> _Stored entries_:
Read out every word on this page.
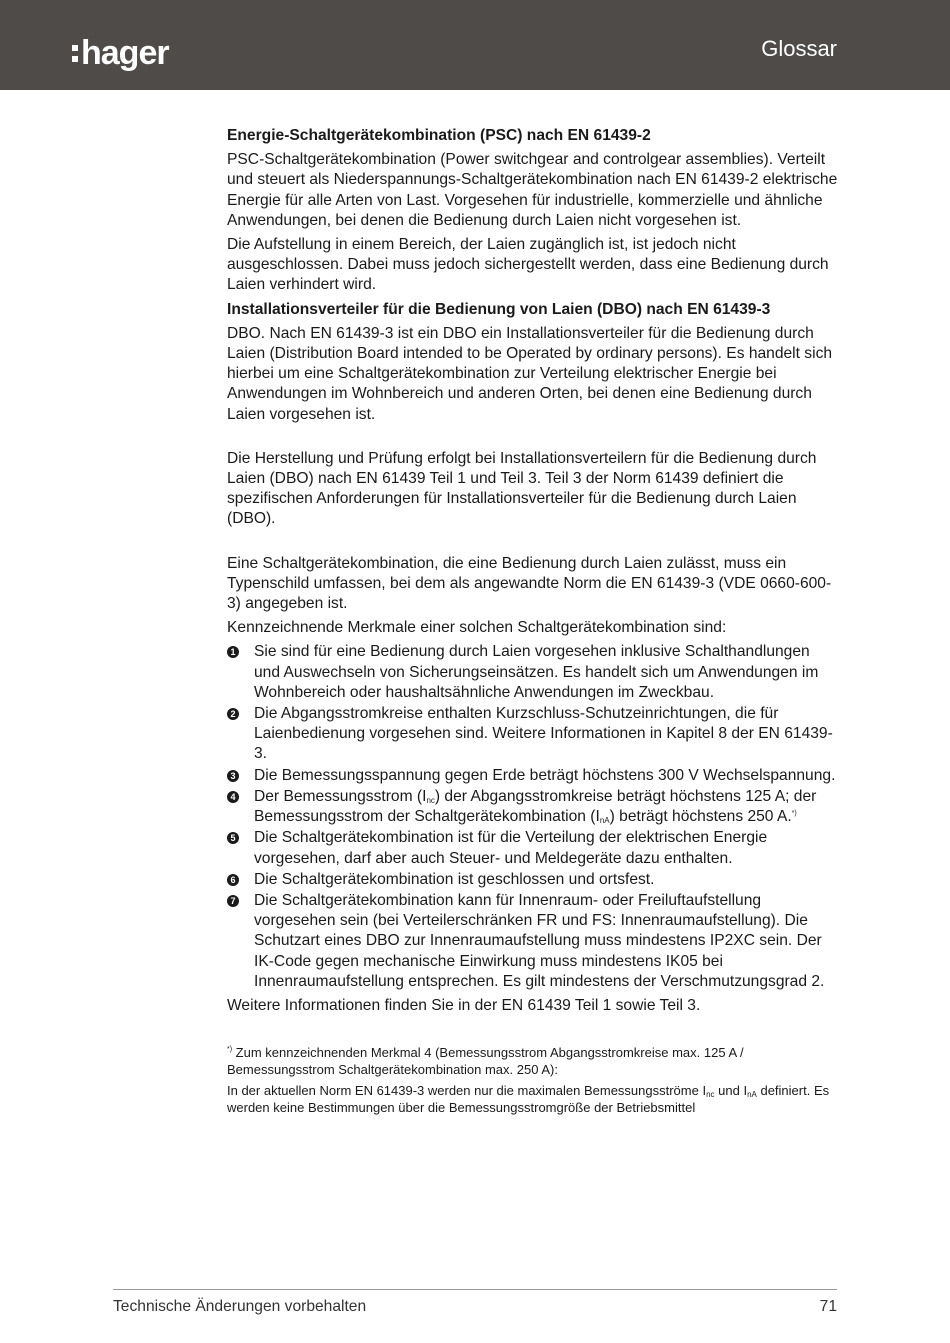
hager	Glossar
Energie-Schaltgerätekombination (PSC) nach EN 61439-2

PSC-Schaltgerätekombination (Power switchgear and controlgear assemblies). Verteilt und steuert als Niederspannungs-Schaltgerätekombination nach EN 61439-2 elektrische Energie für alle Arten von Last. Vorgesehen für industrielle, kommerzielle und ähnliche Anwendungen, bei denen die Bedienung durch Laien nicht vorgesehen ist.

Die Aufstellung in einem Bereich, der Laien zugänglich ist, ist jedoch nicht ausgeschlossen. Dabei muss jedoch sichergestellt werden, dass eine Bedienung durch Laien verhindert wird.

Installationsverteiler für die Bedienung von Laien (DBO) nach EN 61439-3

DBO. Nach EN 61439-3 ist ein DBO ein Installationsverteiler für die Bedienung durch Laien (Distribution Board intended to be Operated by ordinary persons). Es handelt sich hierbei um eine Schaltgerätekombination zur Verteilung elektrischer Energie bei Anwendungen im Wohnbereich und anderen Orten, bei denen eine Bedienung durch Laien vorgesehen ist.

Die Herstellung und Prüfung erfolgt bei Installationsverteilern für die Bedienung durch Laien (DBO) nach EN 61439 Teil 1 und Teil 3. Teil 3 der Norm 61439 definiert die spezifischen Anforderungen für Installationsverteiler für die Bedienung durch Laien (DBO).

Eine Schaltgerätekombination, die eine Bedienung durch Laien zulässt, muss ein Typenschild umfassen, bei dem als angewandte Norm die EN 61439-3 (VDE 0660-600-3) angegeben ist.

Kennzeichnende Merkmale einer solchen Schaltgerätekombination sind:

1 Sie sind für eine Bedienung durch Laien vorgesehen inklusive Schalthandlungen und Auswechseln von Sicherungseinsätzen. Es handelt sich um Anwendungen im Wohnbereich oder haushaltsähnliche Anwendungen im Zweckbau.
2 Die Abgangsstromkreise enthalten Kurzschluss-Schutzeinrichtungen, die für Laienbedienung vorgesehen sind. Weitere Informationen in Kapitel 8 der EN 61439-3.
3 Die Bemessungsspannung gegen Erde beträgt höchstens 300 V Wechselspannung.
4 Der Bemessungsstrom $(I_{nc})$ der Abgangsstromkreise beträgt höchstens 125 A; der Bemessungsstrom der Schaltgerätekombination $(I_{nA})$ beträgt höchstens 250 A.*)
5 Die Schaltgerätekombination ist für die Verteilung der elektrischen Energie vorgesehen, darf aber auch Steuer- und Meldegeräte dazu enthalten.
6 Die Schaltgerätekombination ist geschlossen und ortsfest.
7 Die Schaltgerätekombination kann für Innenraum- oder Freiluftaufstellung vorgesehen sein (bei Verteilerschränken FR und FS: Innenraumaufstellung). Die Schutzart eines DBO zur Innenraumaufstellung muss mindestens IP2XC sein. Der IK-Code gegen mechanische Einwirkung muss mindestens IK05 bei Innenraumaufstellung entsprechen. Es gilt mindestens der Verschmutzungsgrad 2.

Weitere Informationen finden Sie in der EN 61439 Teil 1 sowie Teil 3.

*) Zum kennzeichnenden Merkmal 4 (Bemessungsstrom Abgangsstromkreise max. 125 A / Bemessungsstrom Schaltgerätekombination max. 250 A):

In der aktuellen Norm EN 61439-3 werden nur die maximalen Bemessungsströme $I_{nc}$ und $I_{nA}$ definiert. Es werden keine Bestimmungen über die Bemessungsstromgröße der Betriebsmittel

Technische Änderungen vorbehalten	71
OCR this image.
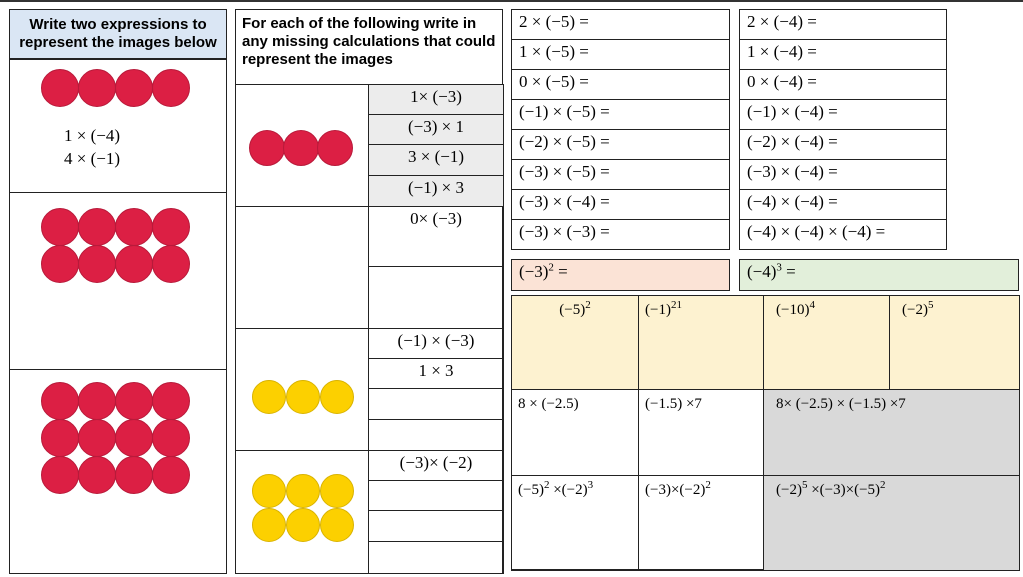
Write two expressions to represent the images below
1 × (−4)
4 × (−1)
For each of the following write in any missing calculations that could represent the images
1× (−3)
(−3) × 1
3 × (−1)
(−1) × 3
0× (−3)
(−1) × (−3)
1 × 3
(−3)× (−2)
2 × (−5) =
1 × (−5) =
0 × (−5) =
(−1) × (−5) =
(−2) × (−5) =
(−3) × (−5) =
(−3) × (−4) =
(−3) × (−3) =
$(-3)^2$ =
2 × (−4) =
1 × (−4) =
0 × (−4) =
(−1) × (−4) =
(−2) × (−4) =
(−3) × (−4) =
(−4) × (−4) =
(−4) × (−4) × (−4) =
$(-4)^3$ =
$(-5)^2$	$(-1)^{21}$	$(-10)^4$	$(-2)^5$
8 × (−2.5)	(−1.5) ×7	8× (−2.5) × (−1.5) ×7
$(-5)^2 \times(-2)^3$	$(-3)\times(-2)^2$	$(-2)^5 \times(-3)\times(-5)^2$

> _Challenge_:
Which lines contain the word "sind"? Copy each of them.

> _Reply to the task_:
Kennzeichnende Merkmale einer solchen Schaltgerätekombination sind:
1 Sie sind für eine Bedienung durch Laien vorgesehen inklusive Schalthandlungen und Auswechseln von Sicherungseinsätzen. Es handelt sich um Anwendungen im Wohnbereich oder haushaltsähnliche Anwendungen im Zweckbau.
2 Die Abgangsstromkreise enthalten Kurzschluss-Schutzeinrichtungen, die für Laienbedienung vorgesehen sind. Weitere Informationen in Kapitel 8 der EN 61439-3.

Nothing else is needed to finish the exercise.